**Short task:**
Reproduce the full listing below unchanged, apart from the pictures.

((

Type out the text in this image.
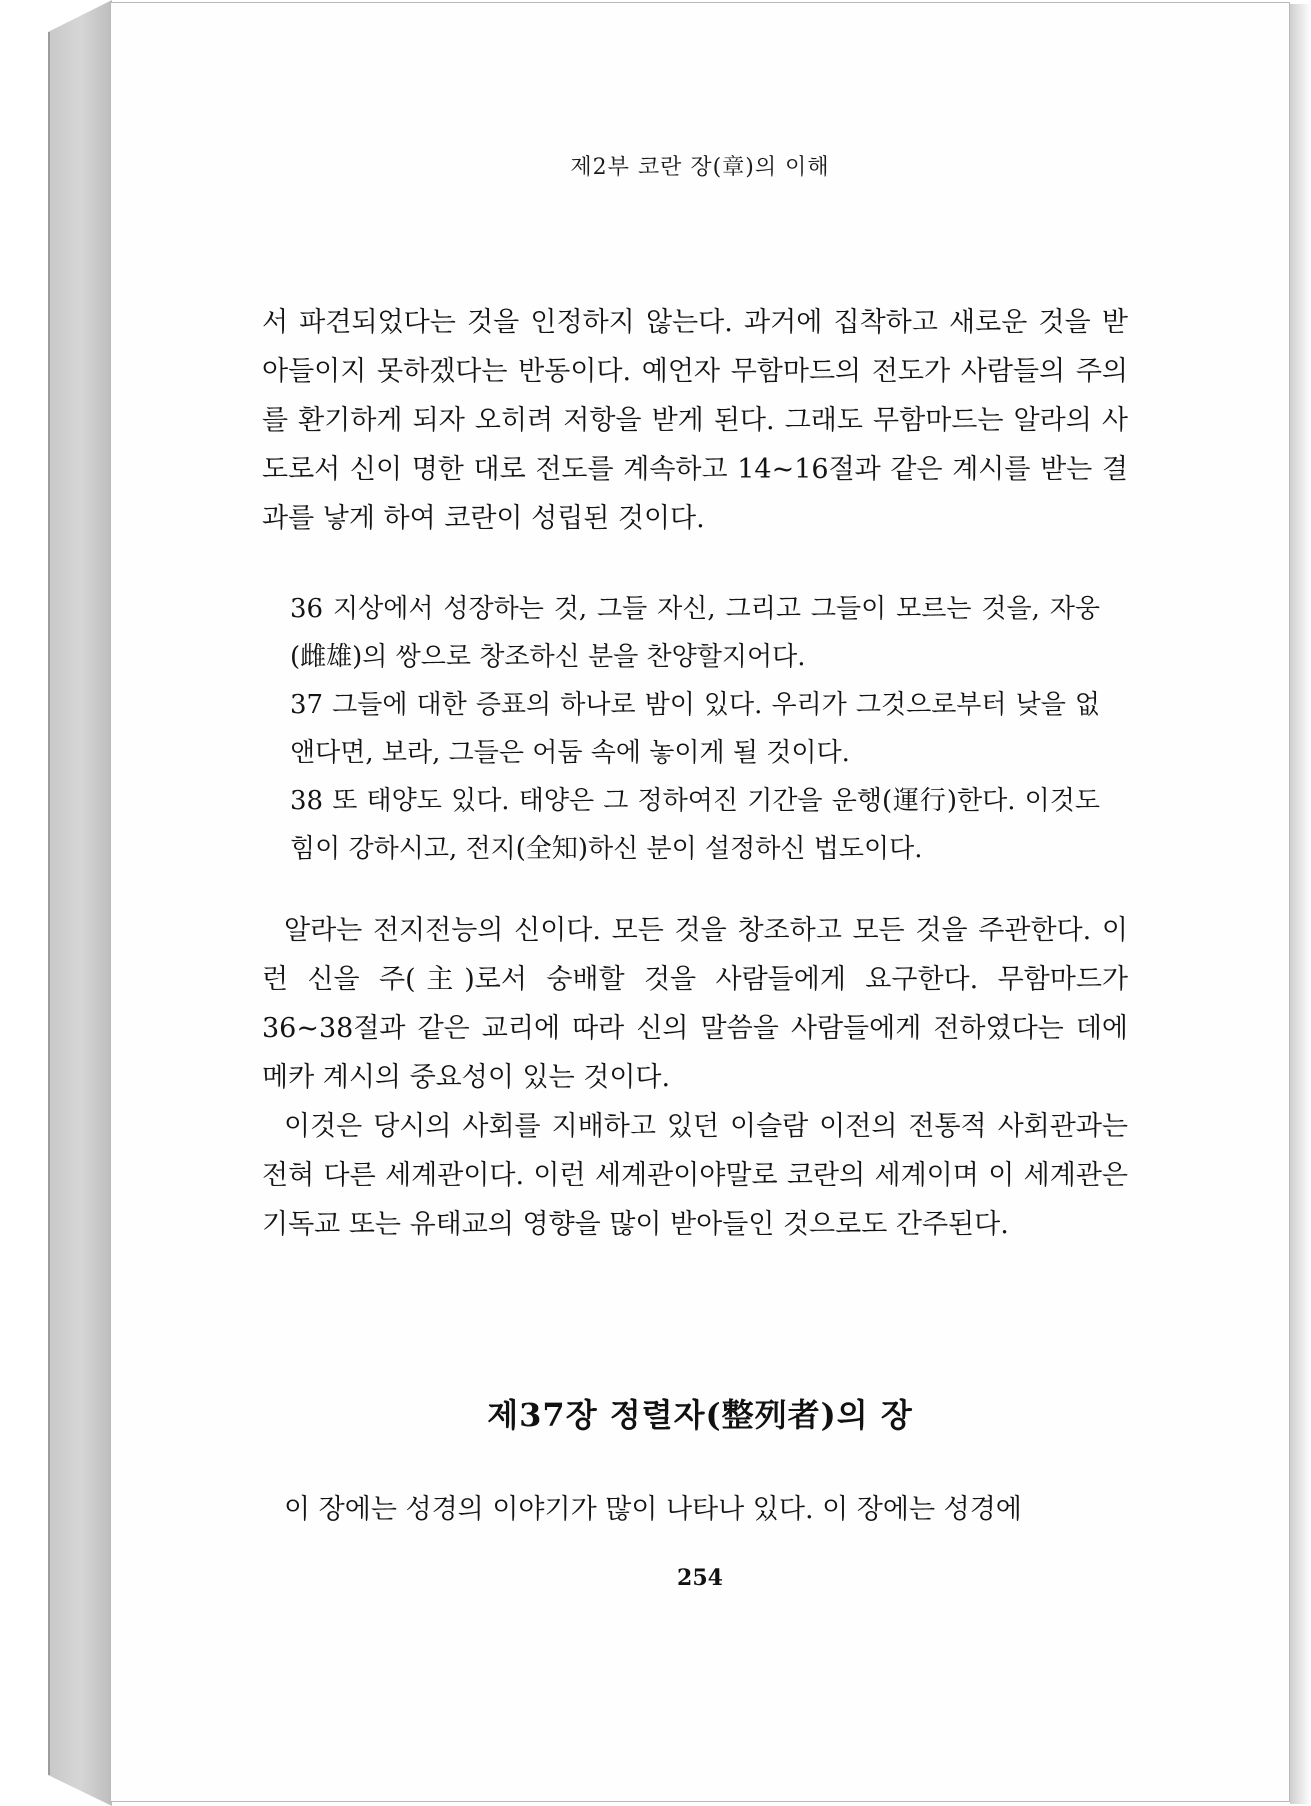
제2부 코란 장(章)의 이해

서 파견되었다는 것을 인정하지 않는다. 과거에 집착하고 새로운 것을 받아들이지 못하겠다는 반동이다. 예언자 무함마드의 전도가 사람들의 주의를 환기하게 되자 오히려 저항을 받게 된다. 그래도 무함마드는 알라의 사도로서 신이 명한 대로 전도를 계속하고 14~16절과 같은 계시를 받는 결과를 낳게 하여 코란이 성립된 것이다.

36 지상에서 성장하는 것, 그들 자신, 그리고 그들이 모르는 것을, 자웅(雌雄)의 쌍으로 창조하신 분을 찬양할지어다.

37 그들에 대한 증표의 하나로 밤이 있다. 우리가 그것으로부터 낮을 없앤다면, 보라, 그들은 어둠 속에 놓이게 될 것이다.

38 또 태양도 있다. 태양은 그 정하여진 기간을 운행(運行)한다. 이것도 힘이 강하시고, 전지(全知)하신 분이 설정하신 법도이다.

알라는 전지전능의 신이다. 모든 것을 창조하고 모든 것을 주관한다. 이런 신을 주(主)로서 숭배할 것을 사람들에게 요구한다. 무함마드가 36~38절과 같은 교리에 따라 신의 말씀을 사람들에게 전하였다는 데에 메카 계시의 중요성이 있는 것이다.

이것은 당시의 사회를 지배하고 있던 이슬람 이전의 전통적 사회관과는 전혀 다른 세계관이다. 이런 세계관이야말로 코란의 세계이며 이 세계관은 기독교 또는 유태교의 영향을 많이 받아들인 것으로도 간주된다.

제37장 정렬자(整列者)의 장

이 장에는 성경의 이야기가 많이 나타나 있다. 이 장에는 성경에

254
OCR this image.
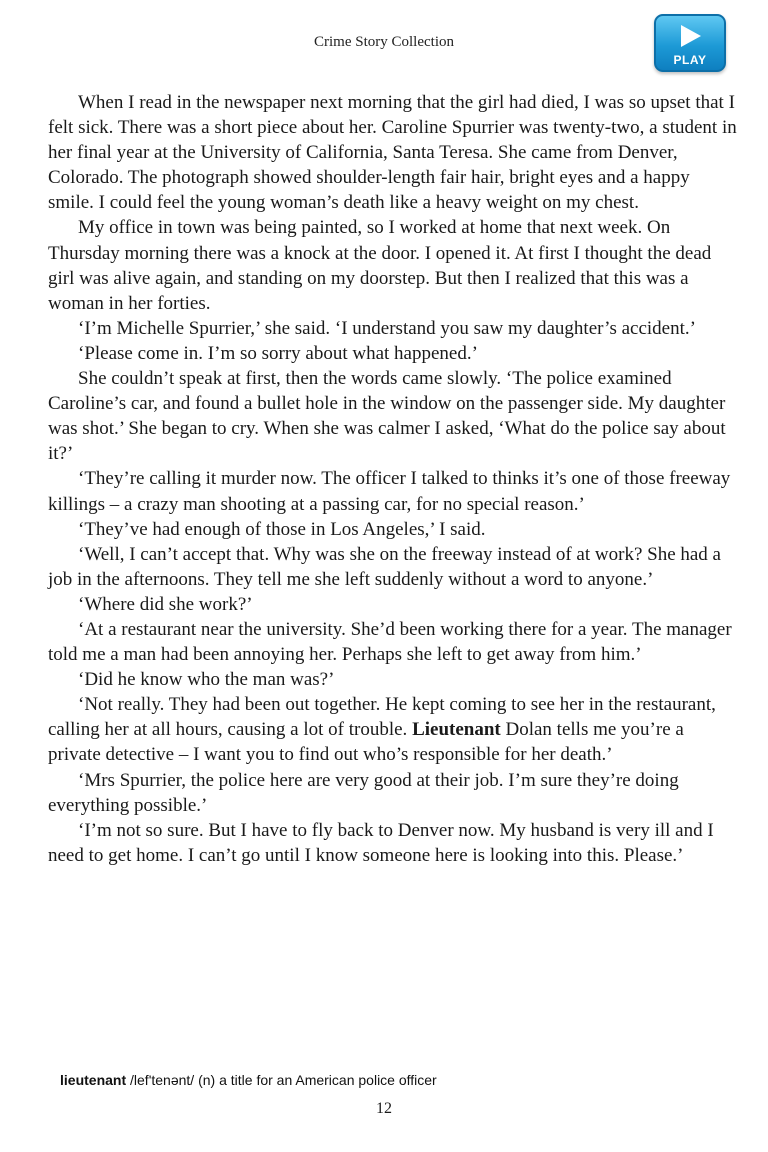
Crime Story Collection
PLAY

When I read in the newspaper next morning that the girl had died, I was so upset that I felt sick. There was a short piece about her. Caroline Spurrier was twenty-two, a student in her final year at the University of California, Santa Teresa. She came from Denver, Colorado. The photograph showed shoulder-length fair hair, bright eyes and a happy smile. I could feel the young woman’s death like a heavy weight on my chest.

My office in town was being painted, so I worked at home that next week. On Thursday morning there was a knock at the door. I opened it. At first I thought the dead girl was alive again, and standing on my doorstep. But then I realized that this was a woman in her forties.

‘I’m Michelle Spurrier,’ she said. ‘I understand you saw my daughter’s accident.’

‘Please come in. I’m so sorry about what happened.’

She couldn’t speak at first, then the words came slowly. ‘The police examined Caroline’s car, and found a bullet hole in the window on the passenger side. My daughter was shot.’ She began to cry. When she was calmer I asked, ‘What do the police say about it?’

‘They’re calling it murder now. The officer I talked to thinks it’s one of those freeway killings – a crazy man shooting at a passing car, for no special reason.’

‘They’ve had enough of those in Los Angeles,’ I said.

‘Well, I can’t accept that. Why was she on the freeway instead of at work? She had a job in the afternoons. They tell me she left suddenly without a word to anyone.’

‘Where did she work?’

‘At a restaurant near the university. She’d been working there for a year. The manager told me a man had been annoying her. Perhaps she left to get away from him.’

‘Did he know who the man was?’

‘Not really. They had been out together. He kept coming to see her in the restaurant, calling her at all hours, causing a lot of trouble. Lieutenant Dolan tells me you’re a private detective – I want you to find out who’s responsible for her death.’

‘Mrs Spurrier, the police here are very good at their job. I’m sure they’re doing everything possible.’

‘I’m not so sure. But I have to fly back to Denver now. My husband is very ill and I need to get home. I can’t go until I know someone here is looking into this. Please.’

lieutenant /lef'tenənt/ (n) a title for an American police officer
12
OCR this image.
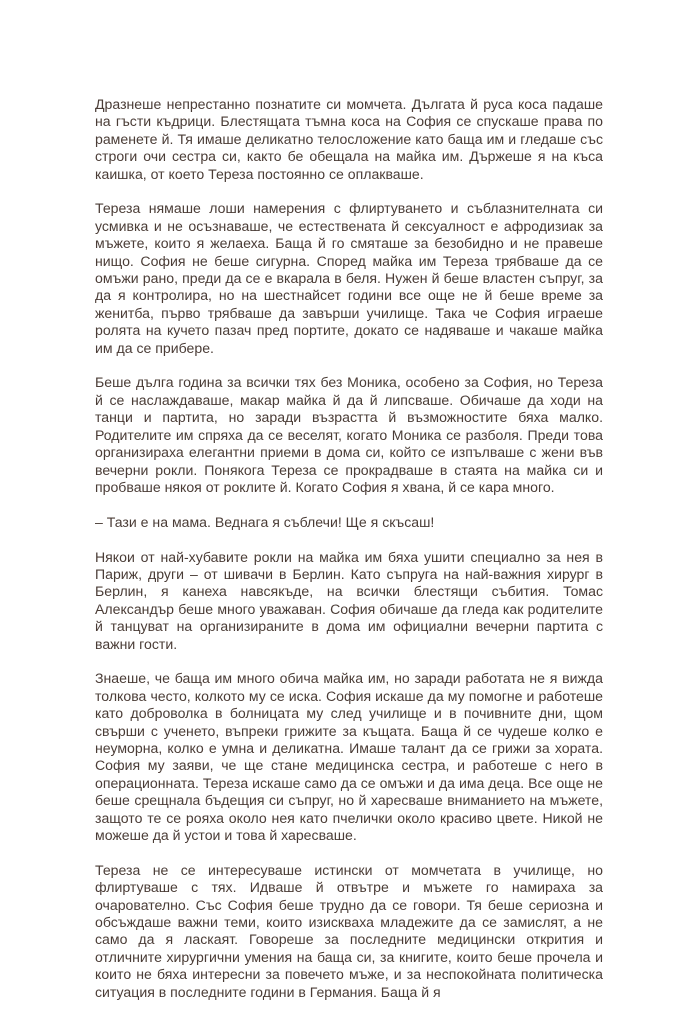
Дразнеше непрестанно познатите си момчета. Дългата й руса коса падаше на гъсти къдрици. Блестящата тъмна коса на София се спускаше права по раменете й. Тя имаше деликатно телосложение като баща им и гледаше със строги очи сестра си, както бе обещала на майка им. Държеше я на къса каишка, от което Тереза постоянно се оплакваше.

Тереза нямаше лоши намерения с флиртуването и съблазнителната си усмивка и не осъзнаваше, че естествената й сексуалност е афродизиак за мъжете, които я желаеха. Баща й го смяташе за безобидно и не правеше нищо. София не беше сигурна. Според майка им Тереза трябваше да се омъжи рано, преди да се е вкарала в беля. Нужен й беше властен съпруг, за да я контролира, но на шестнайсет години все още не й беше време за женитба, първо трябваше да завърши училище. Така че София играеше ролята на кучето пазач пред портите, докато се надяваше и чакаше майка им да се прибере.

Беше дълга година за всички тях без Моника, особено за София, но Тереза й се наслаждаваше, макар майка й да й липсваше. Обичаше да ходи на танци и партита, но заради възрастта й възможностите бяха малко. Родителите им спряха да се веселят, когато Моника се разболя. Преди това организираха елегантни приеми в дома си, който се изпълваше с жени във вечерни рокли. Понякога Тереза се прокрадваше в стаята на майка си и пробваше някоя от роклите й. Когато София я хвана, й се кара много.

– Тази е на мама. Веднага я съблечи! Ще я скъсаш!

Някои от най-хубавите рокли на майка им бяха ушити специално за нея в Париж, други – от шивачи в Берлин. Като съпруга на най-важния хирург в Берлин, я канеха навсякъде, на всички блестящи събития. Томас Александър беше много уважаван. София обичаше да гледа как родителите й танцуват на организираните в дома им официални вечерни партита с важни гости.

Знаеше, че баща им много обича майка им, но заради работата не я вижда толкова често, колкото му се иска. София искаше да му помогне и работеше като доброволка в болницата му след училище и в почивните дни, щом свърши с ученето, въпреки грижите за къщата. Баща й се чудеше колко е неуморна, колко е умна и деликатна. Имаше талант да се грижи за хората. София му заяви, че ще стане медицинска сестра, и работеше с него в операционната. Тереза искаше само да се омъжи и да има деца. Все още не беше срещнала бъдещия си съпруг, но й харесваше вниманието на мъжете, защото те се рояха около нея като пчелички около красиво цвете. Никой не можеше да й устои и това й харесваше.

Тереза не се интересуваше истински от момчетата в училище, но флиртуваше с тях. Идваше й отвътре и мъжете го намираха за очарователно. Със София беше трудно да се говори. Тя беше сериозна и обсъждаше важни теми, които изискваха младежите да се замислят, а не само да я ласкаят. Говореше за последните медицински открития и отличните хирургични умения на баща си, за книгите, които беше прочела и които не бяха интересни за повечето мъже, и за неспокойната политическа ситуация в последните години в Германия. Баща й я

))

**Answer for this exercise:**
Type out the text in this image.
제2부 코란 장(章)의 이해

서 파견되었다는 것을 인정하지 않는다. 과거에 집착하고 새로운 것을 받아들이지 못하겠다는 반동이다. 예언자 무함마드의 전도가 사람들의 주의를 환기하게 되자 오히려 저항을 받게 된다. 그래도 무함마드는 알라의 사도로서 신이 명한 대로 전도를 계속하고 14~16절과 같은 계시를 받는 결과를 낳게 하여 코란이 성립된 것이다.

36 지상에서 성장하는 것, 그들 자신, 그리고 그들이 모르는 것을, 자웅(雌雄)의 쌍으로 창조하신 분을 찬양할지어다.

37 그들에 대한 증표의 하나로 밤이 있다. 우리가 그것으로부터 낮을 없앤다면, 보라, 그들은 어둠 속에 놓이게 될 것이다.

38 또 태양도 있다. 태양은 그 정하여진 기간을 운행(運行)한다. 이것도 힘이 강하시고, 전지(全知)하신 분이 설정하신 법도이다.

알라는 전지전능의 신이다. 모든 것을 창조하고 모든 것을 주관한다. 이런 신을 주(主)로서 숭배할 것을 사람들에게 요구한다. 무함마드가 36~38절과 같은 교리에 따라 신의 말씀을 사람들에게 전하였다는 데에 메카 계시의 중요성이 있는 것이다.

이것은 당시의 사회를 지배하고 있던 이슬람 이전의 전통적 사회관과는 전혀 다른 세계관이다. 이런 세계관이야말로 코란의 세계이며 이 세계관은 기독교 또는 유태교의 영향을 많이 받아들인 것으로도 간주된다.

제37장 정렬자(整列者)의 장

이 장에는 성경의 이야기가 많이 나타나 있다. 이 장에는 성경에

254
OCR this image.
Crime Story Collection
PLAY

When I read in the newspaper next morning that the girl had died, I was so upset that I felt sick. There was a short piece about her. Caroline Spurrier was twenty-two, a student in her final year at the University of California, Santa Teresa. She came from Denver, Colorado. The photograph showed shoulder-length fair hair, bright eyes and a happy smile. I could feel the young woman’s death like a heavy weight on my chest.

My office in town was being painted, so I worked at home that next week. On Thursday morning there was a knock at the door. I opened it. At first I thought the dead girl was alive again, and standing on my doorstep. But then I realized that this was a woman in her forties.

‘I’m Michelle Spurrier,’ she said. ‘I understand you saw my daughter’s accident.’

‘Please come in. I’m so sorry about what happened.’

She couldn’t speak at first, then the words came slowly. ‘The police examined Caroline’s car, and found a bullet hole in the window on the passenger side. My daughter was shot.’ She began to cry. When she was calmer I asked, ‘What do the police say about it?’

‘They’re calling it murder now. The officer I talked to thinks it’s one of those freeway killings – a crazy man shooting at a passing car, for no special reason.’

‘They’ve had enough of those in Los Angeles,’ I said.

‘Well, I can’t accept that. Why was she on the freeway instead of at work? She had a job in the afternoons. They tell me she left suddenly without a word to anyone.’

‘Where did she work?’

‘At a restaurant near the university. She’d been working there for a year. The manager told me a man had been annoying her. Perhaps she left to get away from him.’

‘Did he know who the man was?’

‘Not really. They had been out together. He kept coming to see her in the restaurant, calling her at all hours, causing a lot of trouble. Lieutenant Dolan tells me you’re a private detective – I want you to find out who’s responsible for her death.’

‘Mrs Spurrier, the police here are very good at their job. I’m sure they’re doing everything possible.’

‘I’m not so sure. But I have to fly back to Denver now. My husband is very ill and I need to get home. I can’t go until I know someone here is looking into this. Please.’

lieutenant /lef'tenənt/ (n) a title for an American police officer
12
OCR this image.
Дразнеше непрестанно познатите си момчета. Дългата й руса коса падаше на гъсти къдрици. Блестящата тъмна коса на София се спускаше права по раменете й. Тя имаше деликатно телосложение като баща им и гледаше със строги очи сестра си, както бе обещала на майка им. Държеше я на къса каишка, от което Тереза постоянно се оплакваше.

Тереза нямаше лоши намерения с флиртуването и съблазнителната си усмивка и не осъзнаваше, че естествената й сексуалност е афродизиак за мъжете, които я желаеха. Баща й го смяташе за безобидно и не правеше нищо. София не беше сигурна. Според майка им Тереза трябваше да се омъжи рано, преди да се е вкарала в беля. Нужен й беше властен съпруг, за да я контролира, но на шестнайсет години все още не й беше време за женитба, първо трябваше да завърши училище. Така че София играеше ролята на кучето пазач пред портите, докато се надяваше и чакаше майка им да се прибере.

Беше дълга година за всички тях без Моника, особено за София, но Тереза й се наслаждаваше, макар майка й да й липсваше. Обичаше да ходи на танци и партита, но заради възрастта й възможностите бяха малко. Родителите им спряха да се веселят, когато Моника се разболя. Преди това организираха елегантни приеми в дома си, който се изпълваше с жени във вечерни рокли. Понякога Тереза се прокрадваше в стаята на майка си и пробваше някоя от роклите й. Когато София я хвана, й се кара много.

– Тази е на мама. Веднага я съблечи! Ще я скъсаш!

Някои от най-хубавите рокли на майка им бяха ушити специално за нея в Париж, други – от шивачи в Берлин. Като съпруга на най-важния хирург в Берлин, я канеха навсякъде, на всички блестящи събития. Томас Александър беше много уважаван. София обичаше да гледа как родителите й танцуват на организираните в дома им официални вечерни партита с важни гости.

Знаеше, че баща им много обича майка им, но заради работата не я вижда толкова често, колкото му се иска. София искаше да му помогне и работеше като доброволка в болницата му след училище и в почивните дни, щом свърши с ученето, въпреки грижите за къщата. Баща й се чудеше колко е неуморна, колко е умна и деликатна. Имаше талант да се грижи за хората. София му заяви, че ще стане медицинска сестра, и работеше с него в операционната. Тереза искаше само да се омъжи и да има деца. Все още не беше срещнала бъдещия си съпруг, но й харесваше вниманието на мъжете, защото те се рояха около нея като пчелички около красиво цвете. Никой не можеше да й устои и това й харесваше.

Тереза не се интересуваше истински от момчетата в училище, но флиртуваше с тях. Идваше й отвътре и мъжете го намираха за очарователно. Със София беше трудно да се говори. Тя беше сериозна и обсъждаше важни теми, които изискваха младежите да се замислят, а не само да я ласкаят. Говореше за последните медицински открития и отличните хирургични умения на баща си, за книгите, които беше прочела и които не бяха интересни за повечето мъже, и за неспокойната политическа ситуация в последните години в Германия. Баща й я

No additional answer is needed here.